═════ Supplied records ═════
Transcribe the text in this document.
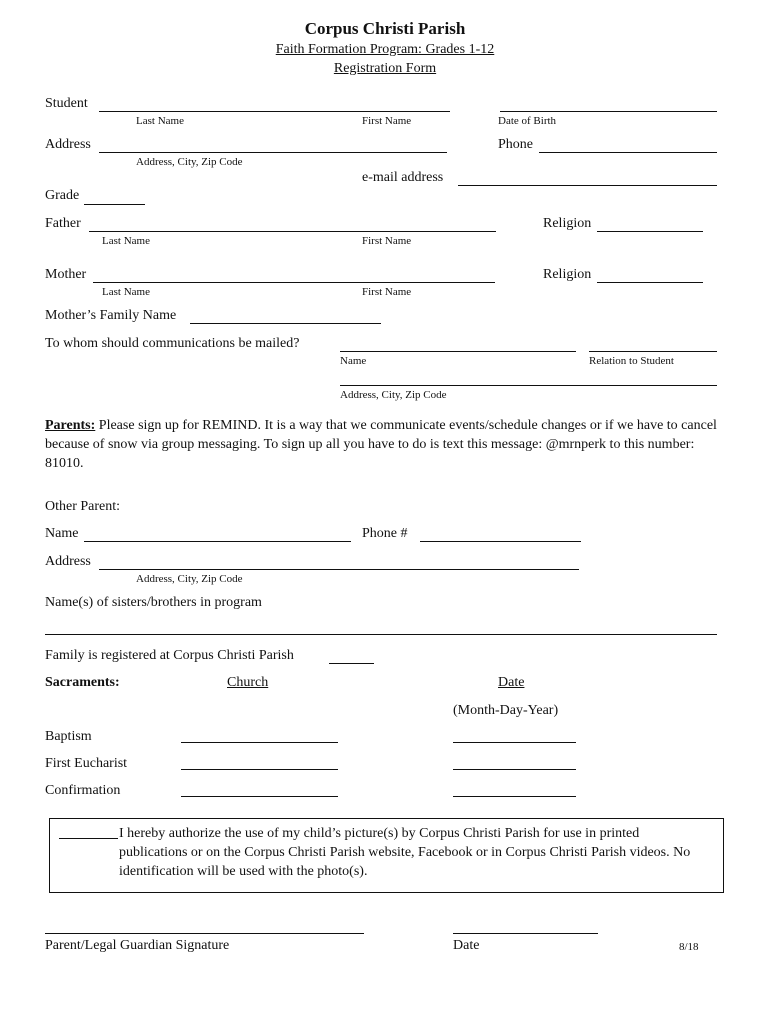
Corpus Christi Parish
Faith Formation Program: Grades 1-12
Registration Form
Student
Last Name	First Name	Date of Birth
Address
Address, City, Zip Code
Phone
e-mail address
Grade
Father
Last Name	First Name
Religion
Mother
Last Name	First Name
Religion
Mother’s Family Name
To whom should communications be mailed?
Name	Relation to Student
Address, City, Zip Code
Parents: Please sign up for REMIND. It is a way that we communicate events/schedule changes or if we have to cancel because of snow via group messaging. To sign up all you have to do is text this message: @mrnperk to this number: 81010.
Other Parent:
Name	Phone #
Address
Address, City, Zip Code
Name(s) of sisters/brothers in program
Family is registered at Corpus Christi Parish
Sacraments:	Church	Date
(Month-Day-Year)
Baptism
First Eucharist
Confirmation
I hereby authorize the use of my child’s picture(s) by Corpus Christi Parish for use in printed publications or on the Corpus Christi Parish website, Facebook or in Corpus Christi Parish videos. No identification will be used with the photo(s).
Parent/Legal Guardian Signature	Date	8/18
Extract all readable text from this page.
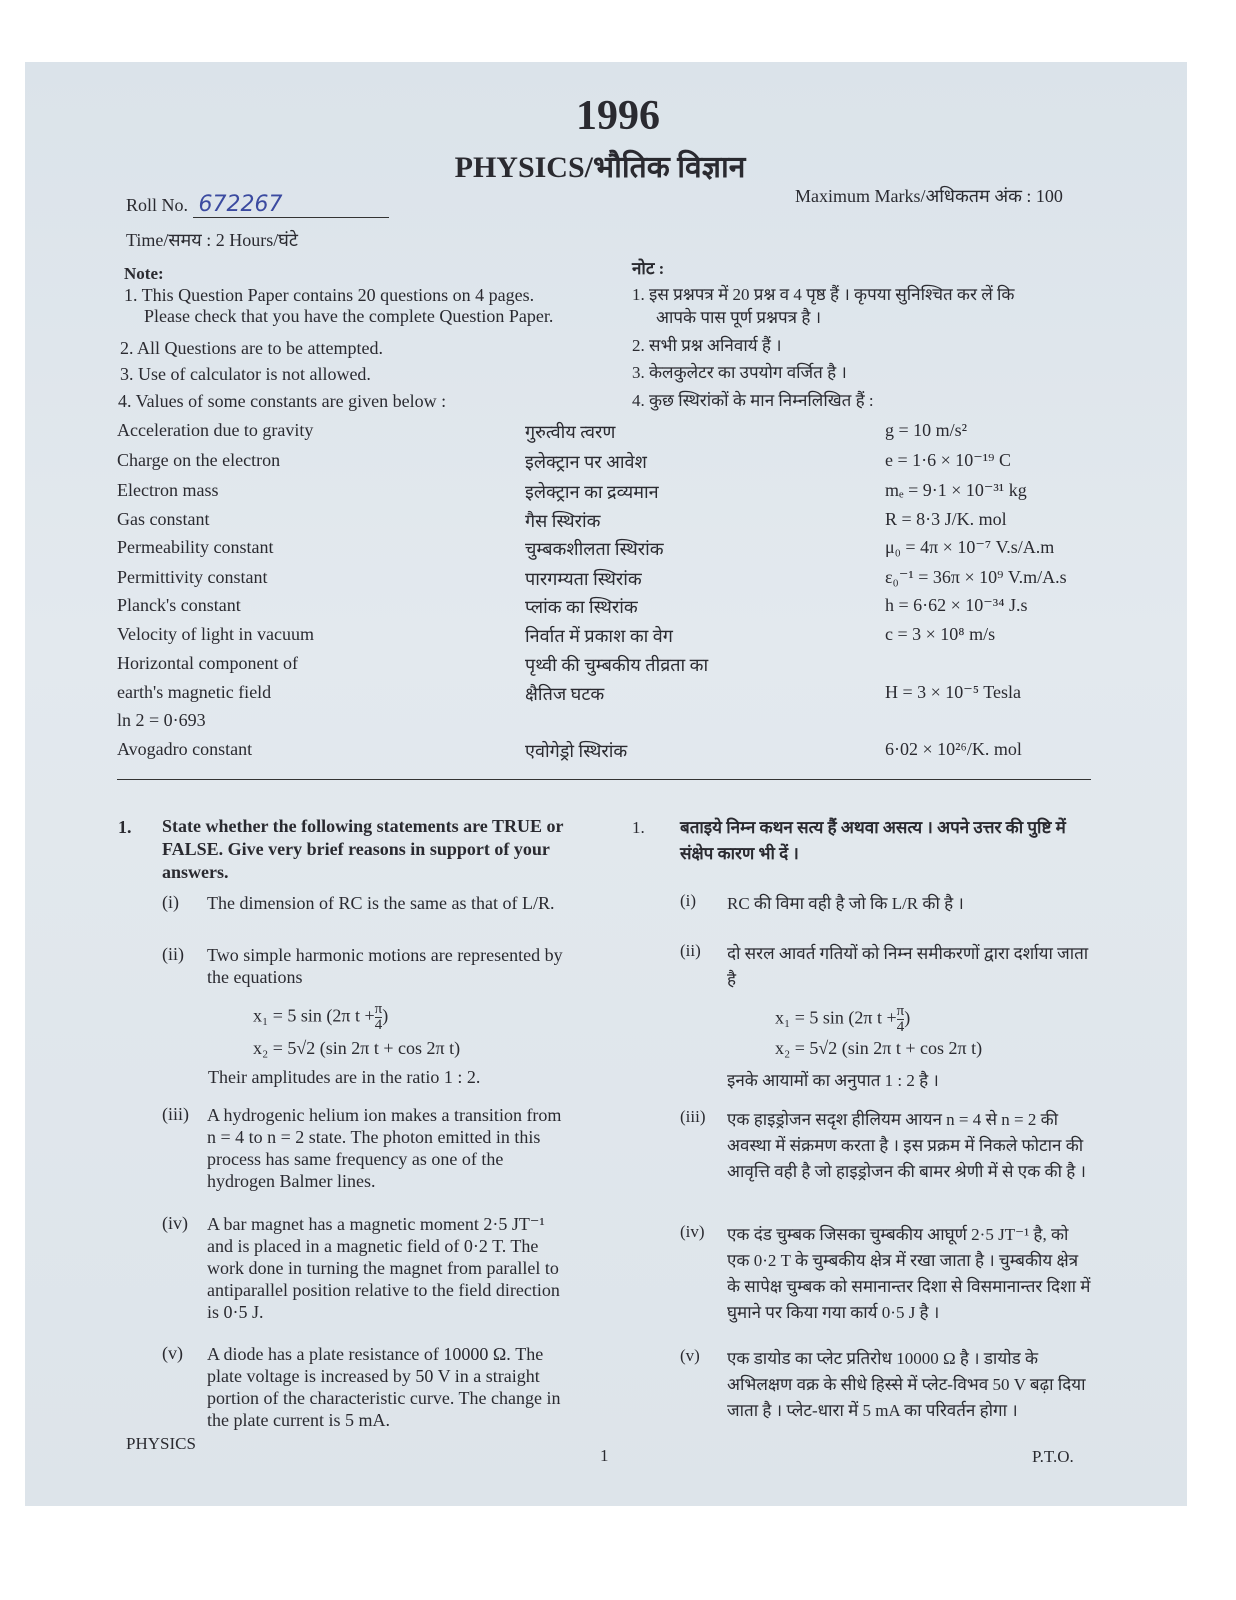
1996
PHYSICS/भौतिक विज्ञान
Roll No. 672267	Maximum Marks/अधिकतम अंक : 100
Time/समय : 2 Hours/घंटे
Note:
1. This Question Paper contains 20 questions on 4 pages.
Please check that you have the complete Question Paper.
2. All Questions are to be attempted.
3. Use of calculator is not allowed.
4. Values of some constants are given below :
नोट :
1. इस प्रश्नपत्र में 20 प्रश्न व 4 पृष्ठ हैं । कृपया सुनिश्चित कर लें कि
आपके पास पूर्ण प्रश्नपत्र है ।
2. सभी प्रश्न अनिवार्य हैं ।
3. केलकुलेटर का उपयोग वर्जित है ।
4. कुछ स्थिरांकों के मान निम्नलिखित हैं :
Acceleration due to gravity	गुरुत्वीय त्वरण	g = 10 m/s²
Charge on the electron	इलेक्ट्रान पर आवेश	e = 1·6 × 10⁻¹⁹ C
Electron mass	इलेक्ट्रान का द्रव्यमान	mₑ = 9·1 × 10⁻³¹ kg
Gas constant	गैस स्थिरांक	R = 8·3 J/K. mol
Permeability constant	चुम्बकशीलता स्थिरांक	μ₀ = 4π × 10⁻⁷ V.s/A.m
Permittivity constant	पारगम्यता स्थिरांक	ε₀⁻¹ = 36π × 10⁹ V.m/A.s
Planck's constant	प्लांक का स्थिरांक	h = 6·62 × 10⁻³⁴ J.s
Velocity of light in vacuum	निर्वात में प्रकाश का वेग	c = 3 × 10⁸ m/s
Horizontal component of	पृथ्वी की चुम्बकीय तीव्रता का
earth's magnetic field	क्षैतिज घटक	H = 3 × 10⁻⁵ Tesla
ln 2 = 0·693
Avogadro constant	एवोगेड्रो स्थिरांक	6·02 × 10²⁶/K. mol
1. State whether the following statements are TRUE or FALSE. Give very brief reasons in support of your answers.
(i) The dimension of RC is the same as that of L/R.
(ii) Two simple harmonic motions are represented by the equations
(iii) A hydrogenic helium ion makes a transition from n = 4 to n = 2 state. The photon emitted in this process has same frequency as one of the hydrogen Balmer lines.
(iv) A bar magnet has a magnetic moment 2·5 JT⁻¹ and is placed in a magnetic field of 0·2 T. The work done in turning the magnet from parallel to antiparallel position relative to the field direction is 0·5 J.
(v) A diode has a plate resistance of 10000 Ω. The plate voltage is increased by 50 V in a straight portion of the characteristic curve. The change in the plate current is 5 mA.
x₁ = 5 sin (2π $t + \frac{\pi}{4}$ )
x₂ = 5√2 (sin 2π t + cos 2π t)
Their amplitudes are in the ratio 1 : 2.
1. बताइये निम्न कथन सत्य हैं अथवा असत्य । अपने उत्तर की पुष्टि में संक्षेप कारण भी दें ।
(i) RC की विमा वही है जो कि L/R की है ।
(ii) दो सरल आवर्त गतियों को निम्न समीकरणों द्वारा दर्शाया जाता है
(iii) एक हाइड्रोजन सदृश हीलियम आयन n = 4 से n = 2 की अवस्था में संक्रमण करता है । इस प्रक्रम में निकले फोटान की आवृत्ति वही है जो हाइड्रोजन की बामर श्रेणी में से एक की है ।
(iv) एक दंड चुम्बक जिसका चुम्बकीय आघूर्ण 2·5 JT⁻¹ है, को एक 0·2 T के चुम्बकीय क्षेत्र में रखा जाता है । चुम्बकीय क्षेत्र के सापेक्ष चुम्बक को समानान्तर दिशा से विसमानान्तर दिशा में घुमाने पर किया गया कार्य 0·5 J है ।
(v) एक डायोड का प्लेट प्रतिरोध 10000 Ω है । डायोड के अभिलक्षण वक्र के सीधे हिस्से में प्लेट-विभव 50 V बढ़ा दिया जाता है । प्लेट-धारा में 5 mA का परिवर्तन होगा ।
x₁ = 5 sin (2π $t + \frac{\pi}{4}$ )
x₂ = 5√2 (sin 2π t + cos 2π t)
इनके आयामों का अनुपात 1 : 2 है ।
PHYSICS
1	P.T.O.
═════
* _Problem to work on_: Transcribe the full listing above exactly as it stands, minus the pictures.

* _Worked answer_:
Transcribe the text in this document.
Corpus Christi Parish
Faith Formation Program: Grades 1-12
Registration Form
Student
Last Name	First Name	Date of Birth
Address
Address, City, Zip Code
Phone
e-mail address
Grade
Father
Last Name	First Name
Religion
Mother
Last Name	First Name
Religion
Mother’s Family Name
To whom should communications be mailed?
Name	Relation to Student
Address, City, Zip Code
Parents: Please sign up for REMIND. It is a way that we communicate events/schedule changes or if we have to cancel because of snow via group messaging. To sign up all you have to do is text this message: @mrnperk to this number: 81010.
Other Parent:
Name	Phone #
Address
Address, City, Zip Code
Name(s) of sisters/brothers in program
Family is registered at Corpus Christi Parish
Sacraments:	Church	Date
(Month-Day-Year)
Baptism
First Eucharist
Confirmation
I hereby authorize the use of my child’s picture(s) by Corpus Christi Parish for use in printed publications or on the Corpus Christi Parish website, Facebook or in Corpus Christi Parish videos. No identification will be used with the photo(s).
Parent/Legal Guardian Signature	Date	8/18
Extract all readable text from this page.
1996
PHYSICS/भौतिक विज्ञान
Roll No. 672267	Maximum Marks/अधिकतम अंक : 100
Time/समय : 2 Hours/घंटे
Note:
1. This Question Paper contains 20 questions on 4 pages.
Please check that you have the complete Question Paper.
2. All Questions are to be attempted.
3. Use of calculator is not allowed.
4. Values of some constants are given below :
नोट :
1. इस प्रश्नपत्र में 20 प्रश्न व 4 पृष्ठ हैं । कृपया सुनिश्चित कर लें कि
आपके पास पूर्ण प्रश्नपत्र है ।
2. सभी प्रश्न अनिवार्य हैं ।
3. केलकुलेटर का उपयोग वर्जित है ।
4. कुछ स्थिरांकों के मान निम्नलिखित हैं :
Acceleration due to gravity	गुरुत्वीय त्वरण	g = 10 m/s²
Charge on the electron	इलेक्ट्रान पर आवेश	e = 1·6 × 10⁻¹⁹ C
Electron mass	इलेक्ट्रान का द्रव्यमान	mₑ = 9·1 × 10⁻³¹ kg
Gas constant	गैस स्थिरांक	R = 8·3 J/K. mol
Permeability constant	चुम्बकशीलता स्थिरांक	μ₀ = 4π × 10⁻⁷ V.s/A.m
Permittivity constant	पारगम्यता स्थिरांक	ε₀⁻¹ = 36π × 10⁹ V.m/A.s
Planck's constant	प्लांक का स्थिरांक	h = 6·62 × 10⁻³⁴ J.s
Velocity of light in vacuum	निर्वात में प्रकाश का वेग	c = 3 × 10⁸ m/s
Horizontal component of	पृथ्वी की चुम्बकीय तीव्रता का
earth's magnetic field	क्षैतिज घटक	H = 3 × 10⁻⁵ Tesla
ln 2 = 0·693
Avogadro constant	एवोगेड्रो स्थिरांक	6·02 × 10²⁶/K. mol
1. State whether the following statements are TRUE or FALSE. Give very brief reasons in support of your answers.
(i) The dimension of RC is the same as that of L/R.
(ii) Two simple harmonic motions are represented by the equations
(iii) A hydrogenic helium ion makes a transition from n = 4 to n = 2 state. The photon emitted in this process has same frequency as one of the hydrogen Balmer lines.
(iv) A bar magnet has a magnetic moment 2·5 JT⁻¹ and is placed in a magnetic field of 0·2 T. The work done in turning the magnet from parallel to antiparallel position relative to the field direction is 0·5 J.
(v) A diode has a plate resistance of 10000 Ω. The plate voltage is increased by 50 V in a straight portion of the characteristic curve. The change in the plate current is 5 mA.
x₁ = 5 sin (2π $t + \frac{\pi}{4}$ )
x₂ = 5√2 (sin 2π t + cos 2π t)
Their amplitudes are in the ratio 1 : 2.
1. बताइये निम्न कथन सत्य हैं अथवा असत्य । अपने उत्तर की पुष्टि में संक्षेप कारण भी दें ।
(i) RC की विमा वही है जो कि L/R की है ।
(ii) दो सरल आवर्त गतियों को निम्न समीकरणों द्वारा दर्शाया जाता है
(iii) एक हाइड्रोजन सदृश हीलियम आयन n = 4 से n = 2 की अवस्था में संक्रमण करता है । इस प्रक्रम में निकले फोटान की आवृत्ति वही है जो हाइड्रोजन की बामर श्रेणी में से एक की है ।
(iv) एक दंड चुम्बक जिसका चुम्बकीय आघूर्ण 2·5 JT⁻¹ है, को एक 0·2 T के चुम्बकीय क्षेत्र में रखा जाता है । चुम्बकीय क्षेत्र के सापेक्ष चुम्बक को समानान्तर दिशा से विसमानान्तर दिशा में घुमाने पर किया गया कार्य 0·5 J है ।
(v) एक डायोड का प्लेट प्रतिरोध 10000 Ω है । डायोड के अभिलक्षण वक्र के सीधे हिस्से में प्लेट-विभव 50 V बढ़ा दिया जाता है । प्लेट-धारा में 5 mA का परिवर्तन होगा ।
x₁ = 5 sin (2π $t + \frac{\pi}{4}$ )
x₂ = 5√2 (sin 2π t + cos 2π t)
इनके आयामों का अनुपात 1 : 2 है ।
PHYSICS
1	P.T.O.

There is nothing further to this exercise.